→ Data provided:
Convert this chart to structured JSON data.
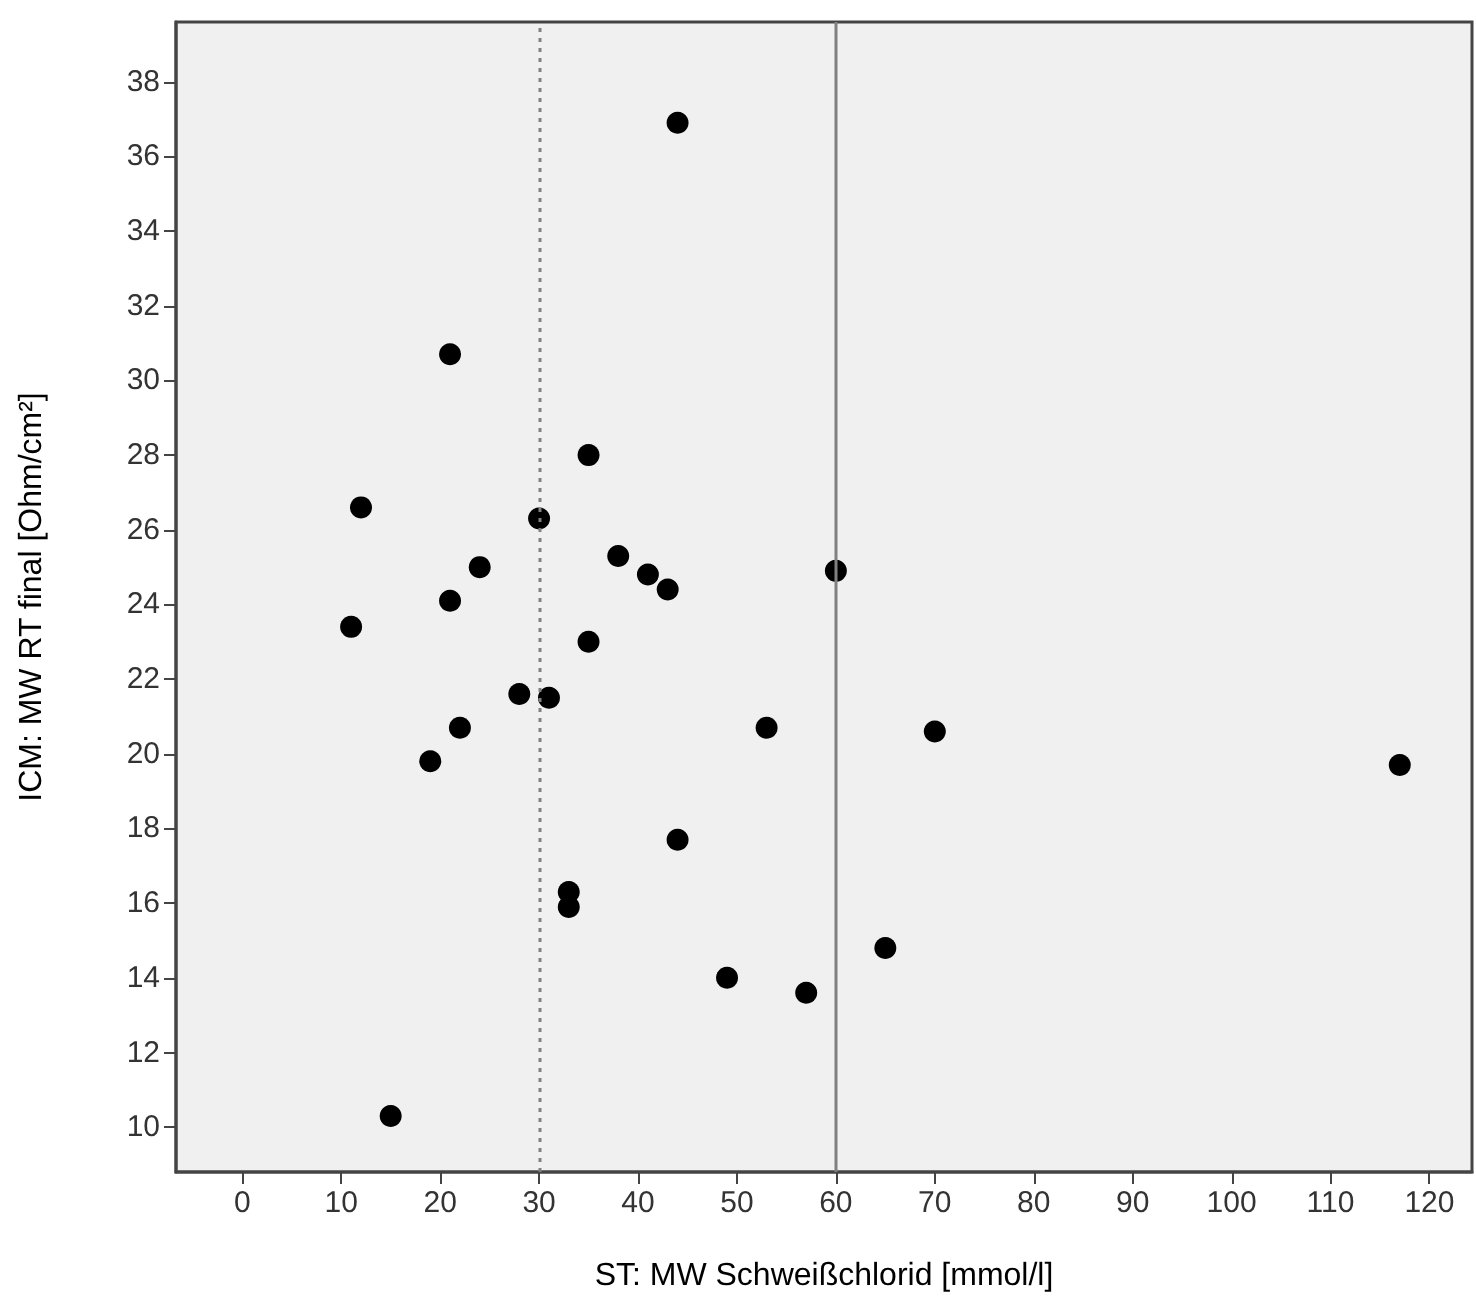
{
  "chart_data": {
    "type": "scatter",
    "xlabel": "ST: MW Schweißchlorid [mmol/l]",
    "ylabel": "ICM: MW RT final [Ohm/cm²]",
    "x": [
      44,
      21,
      35,
      12,
      30,
      38,
      24,
      41,
      43,
      21,
      11,
      35,
      28,
      31,
      22,
      19,
      44,
      33,
      33,
      15,
      60,
      53,
      70,
      117,
      65,
      49,
      57
    ],
    "series": [
      {
        "color": "#000000",
        "values": [
          36.9,
          30.7,
          28.0,
          26.6,
          26.3,
          25.3,
          25.0,
          24.8,
          24.4,
          24.1,
          23.4,
          23.0,
          21.6,
          21.5,
          20.7,
          19.8,
          17.7,
          16.3,
          15.9,
          10.3,
          24.9,
          20.7,
          20.6,
          19.7,
          14.8,
          14.0,
          13.6
        ]
      }
    ],
    "xlim": [
      -6.7,
      124.3
    ],
    "ylim": [
      8.8,
      39.6
    ],
    "xticks": [
      0,
      10,
      20,
      30,
      40,
      50,
      60,
      70,
      80,
      90,
      100,
      110,
      120
    ],
    "yticks": [
      10,
      12,
      14,
      16,
      18,
      20,
      22,
      24,
      26,
      28,
      30,
      32,
      34,
      36,
      38
    ],
    "ref_lines": [
      {
        "axis": "x",
        "value": 30,
        "line_style": "dotted",
        "color": "#808080"
      },
      {
        "axis": "x",
        "value": 60,
        "line_style": "solid",
        "color": "#808080"
      }
    ],
    "marker": "circle",
    "grid": false
  }
}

→ Your task: Repeat each entry exactly as given; no pictures belong in the copy.

→ Result of this task:
Convert this chart to structured JSON data.
{
  "chart_data": {
    "type": "scatter",
    "xlabel": "ST: MW Schweißchlorid [mmol/l]",
    "ylabel": "ICM: MW RT final [Ohm/cm²]",
    "x": [
      44,
      21,
      35,
      12,
      30,
      38,
      24,
      41,
      43,
      21,
      11,
      35,
      28,
      31,
      22,
      19,
      44,
      33,
      33,
      15,
      60,
      53,
      70,
      117,
      65,
      49,
      57
    ],
    "series": [
      {
        "color": "#000000",
        "values": [
          36.9,
          30.7,
          28.0,
          26.6,
          26.3,
          25.3,
          25.0,
          24.8,
          24.4,
          24.1,
          23.4,
          23.0,
          21.6,
          21.5,
          20.7,
          19.8,
          17.7,
          16.3,
          15.9,
          10.3,
          24.9,
          20.7,
          20.6,
          19.7,
          14.8,
          14.0,
          13.6
        ]
      }
    ],
    "xlim": [
      -6.7,
      124.3
    ],
    "ylim": [
      8.8,
      39.6
    ],
    "xticks": [
      0,
      10,
      20,
      30,
      40,
      50,
      60,
      70,
      80,
      90,
      100,
      110,
      120
    ],
    "yticks": [
      10,
      12,
      14,
      16,
      18,
      20,
      22,
      24,
      26,
      28,
      30,
      32,
      34,
      36,
      38
    ],
    "ref_lines": [
      {
        "axis": "x",
        "value": 30,
        "line_style": "dotted",
        "color": "#808080"
      },
      {
        "axis": "x",
        "value": 60,
        "line_style": "solid",
        "color": "#808080"
      }
    ],
    "marker": "circle",
    "grid": false
  }
}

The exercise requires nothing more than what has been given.